══ RECORDS PROVIDED ══

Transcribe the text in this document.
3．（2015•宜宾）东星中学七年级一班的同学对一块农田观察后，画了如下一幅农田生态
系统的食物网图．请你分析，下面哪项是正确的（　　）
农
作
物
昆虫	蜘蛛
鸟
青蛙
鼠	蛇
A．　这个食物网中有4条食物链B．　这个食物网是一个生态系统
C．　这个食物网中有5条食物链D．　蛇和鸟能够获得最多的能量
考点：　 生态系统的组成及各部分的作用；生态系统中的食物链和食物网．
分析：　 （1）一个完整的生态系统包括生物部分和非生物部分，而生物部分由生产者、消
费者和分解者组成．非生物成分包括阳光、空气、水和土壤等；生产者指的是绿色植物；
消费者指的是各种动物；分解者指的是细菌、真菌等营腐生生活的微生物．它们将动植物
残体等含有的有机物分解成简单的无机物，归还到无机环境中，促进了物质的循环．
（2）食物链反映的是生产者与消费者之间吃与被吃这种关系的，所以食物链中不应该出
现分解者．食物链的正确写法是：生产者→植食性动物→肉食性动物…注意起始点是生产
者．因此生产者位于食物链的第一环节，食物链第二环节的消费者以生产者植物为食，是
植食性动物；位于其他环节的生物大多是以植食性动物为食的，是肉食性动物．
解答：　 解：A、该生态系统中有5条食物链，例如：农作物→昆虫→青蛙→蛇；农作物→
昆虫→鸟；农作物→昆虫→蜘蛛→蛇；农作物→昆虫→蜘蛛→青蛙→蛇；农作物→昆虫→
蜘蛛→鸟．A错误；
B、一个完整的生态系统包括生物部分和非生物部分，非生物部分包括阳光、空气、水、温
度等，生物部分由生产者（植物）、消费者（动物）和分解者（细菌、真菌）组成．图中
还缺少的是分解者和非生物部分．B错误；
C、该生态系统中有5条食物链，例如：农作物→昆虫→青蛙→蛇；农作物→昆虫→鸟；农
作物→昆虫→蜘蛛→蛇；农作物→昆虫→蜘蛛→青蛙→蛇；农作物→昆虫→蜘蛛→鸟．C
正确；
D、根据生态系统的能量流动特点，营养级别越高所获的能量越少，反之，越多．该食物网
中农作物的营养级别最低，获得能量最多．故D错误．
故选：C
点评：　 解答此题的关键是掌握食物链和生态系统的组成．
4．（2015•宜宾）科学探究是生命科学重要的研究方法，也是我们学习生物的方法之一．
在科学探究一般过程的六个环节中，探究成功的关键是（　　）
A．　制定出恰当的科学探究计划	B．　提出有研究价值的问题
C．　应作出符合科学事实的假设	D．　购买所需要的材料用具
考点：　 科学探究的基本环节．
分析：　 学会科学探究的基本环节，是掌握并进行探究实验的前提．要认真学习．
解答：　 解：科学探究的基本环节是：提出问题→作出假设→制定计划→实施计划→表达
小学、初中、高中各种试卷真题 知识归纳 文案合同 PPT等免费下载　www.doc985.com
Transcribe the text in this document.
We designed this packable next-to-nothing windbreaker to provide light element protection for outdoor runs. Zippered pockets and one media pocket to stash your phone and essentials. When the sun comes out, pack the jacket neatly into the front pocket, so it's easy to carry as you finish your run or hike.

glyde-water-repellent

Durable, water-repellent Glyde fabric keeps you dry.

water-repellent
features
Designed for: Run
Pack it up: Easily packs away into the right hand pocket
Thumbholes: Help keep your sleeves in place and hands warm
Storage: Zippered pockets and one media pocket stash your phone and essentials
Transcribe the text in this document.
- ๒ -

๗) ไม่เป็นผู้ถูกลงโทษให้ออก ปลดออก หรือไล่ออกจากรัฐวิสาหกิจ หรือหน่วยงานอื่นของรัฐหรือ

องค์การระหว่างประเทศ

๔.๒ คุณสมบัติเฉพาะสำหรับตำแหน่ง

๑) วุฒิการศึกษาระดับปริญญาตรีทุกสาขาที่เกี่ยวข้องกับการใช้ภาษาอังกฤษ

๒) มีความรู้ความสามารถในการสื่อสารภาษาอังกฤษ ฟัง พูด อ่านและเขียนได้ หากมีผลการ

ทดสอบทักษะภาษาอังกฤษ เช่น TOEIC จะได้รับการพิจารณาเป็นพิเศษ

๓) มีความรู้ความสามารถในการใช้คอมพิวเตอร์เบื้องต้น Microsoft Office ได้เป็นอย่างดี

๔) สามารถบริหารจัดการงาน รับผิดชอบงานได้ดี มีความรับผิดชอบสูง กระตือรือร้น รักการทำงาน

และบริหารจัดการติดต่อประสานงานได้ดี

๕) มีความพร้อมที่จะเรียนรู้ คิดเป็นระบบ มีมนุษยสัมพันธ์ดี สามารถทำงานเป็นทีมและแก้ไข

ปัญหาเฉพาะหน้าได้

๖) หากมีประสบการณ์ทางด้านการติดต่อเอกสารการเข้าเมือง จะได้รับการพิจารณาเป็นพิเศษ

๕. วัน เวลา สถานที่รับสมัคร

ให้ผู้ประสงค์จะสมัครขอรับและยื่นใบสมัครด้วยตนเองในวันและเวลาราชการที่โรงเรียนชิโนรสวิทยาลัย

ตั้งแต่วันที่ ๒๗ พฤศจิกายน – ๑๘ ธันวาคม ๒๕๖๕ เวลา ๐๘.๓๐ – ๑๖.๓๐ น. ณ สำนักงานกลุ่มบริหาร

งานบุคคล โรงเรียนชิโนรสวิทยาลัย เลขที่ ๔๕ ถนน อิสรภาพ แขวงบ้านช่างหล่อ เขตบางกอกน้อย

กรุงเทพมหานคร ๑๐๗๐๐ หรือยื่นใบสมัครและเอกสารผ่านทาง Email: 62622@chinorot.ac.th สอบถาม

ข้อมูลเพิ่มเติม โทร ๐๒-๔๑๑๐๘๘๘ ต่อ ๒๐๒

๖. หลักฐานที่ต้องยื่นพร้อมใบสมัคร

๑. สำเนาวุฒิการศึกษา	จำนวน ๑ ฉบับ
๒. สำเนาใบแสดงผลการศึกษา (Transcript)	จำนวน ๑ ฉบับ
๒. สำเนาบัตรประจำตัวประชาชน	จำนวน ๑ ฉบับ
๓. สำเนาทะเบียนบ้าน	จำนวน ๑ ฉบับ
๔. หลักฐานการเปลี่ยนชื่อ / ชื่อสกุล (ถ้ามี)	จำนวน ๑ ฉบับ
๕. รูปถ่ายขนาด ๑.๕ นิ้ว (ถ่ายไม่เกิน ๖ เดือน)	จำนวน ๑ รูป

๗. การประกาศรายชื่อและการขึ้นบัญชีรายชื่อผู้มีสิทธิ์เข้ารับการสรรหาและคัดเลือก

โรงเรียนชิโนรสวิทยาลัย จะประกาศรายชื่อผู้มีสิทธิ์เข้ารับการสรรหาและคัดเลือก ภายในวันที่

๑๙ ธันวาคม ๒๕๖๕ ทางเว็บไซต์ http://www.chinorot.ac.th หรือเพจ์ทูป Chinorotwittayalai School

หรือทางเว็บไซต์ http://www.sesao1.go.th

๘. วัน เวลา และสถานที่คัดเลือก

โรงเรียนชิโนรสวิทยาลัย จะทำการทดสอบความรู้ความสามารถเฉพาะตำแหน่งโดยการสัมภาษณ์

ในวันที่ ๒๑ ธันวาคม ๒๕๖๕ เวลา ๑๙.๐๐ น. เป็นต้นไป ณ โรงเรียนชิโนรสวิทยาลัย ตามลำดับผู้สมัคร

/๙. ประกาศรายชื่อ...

═══

## SET EXERCISE
Return every line in the listing that contains the word "chinorot".

## OUTPUT BELOW
กรุงเทพมหานคร ๑๐๗๐๐ หรือยื่นใบสมัครและเอกสารผ่านทาง Email: 62622@chinorot.ac.th สอบถาม
๑๙ ธันวาคม ๒๕๖๕ ทางเว็บไซต์ http://www.chinorot.ac.th หรือเพจ์ทูป Chinorotwittayalai School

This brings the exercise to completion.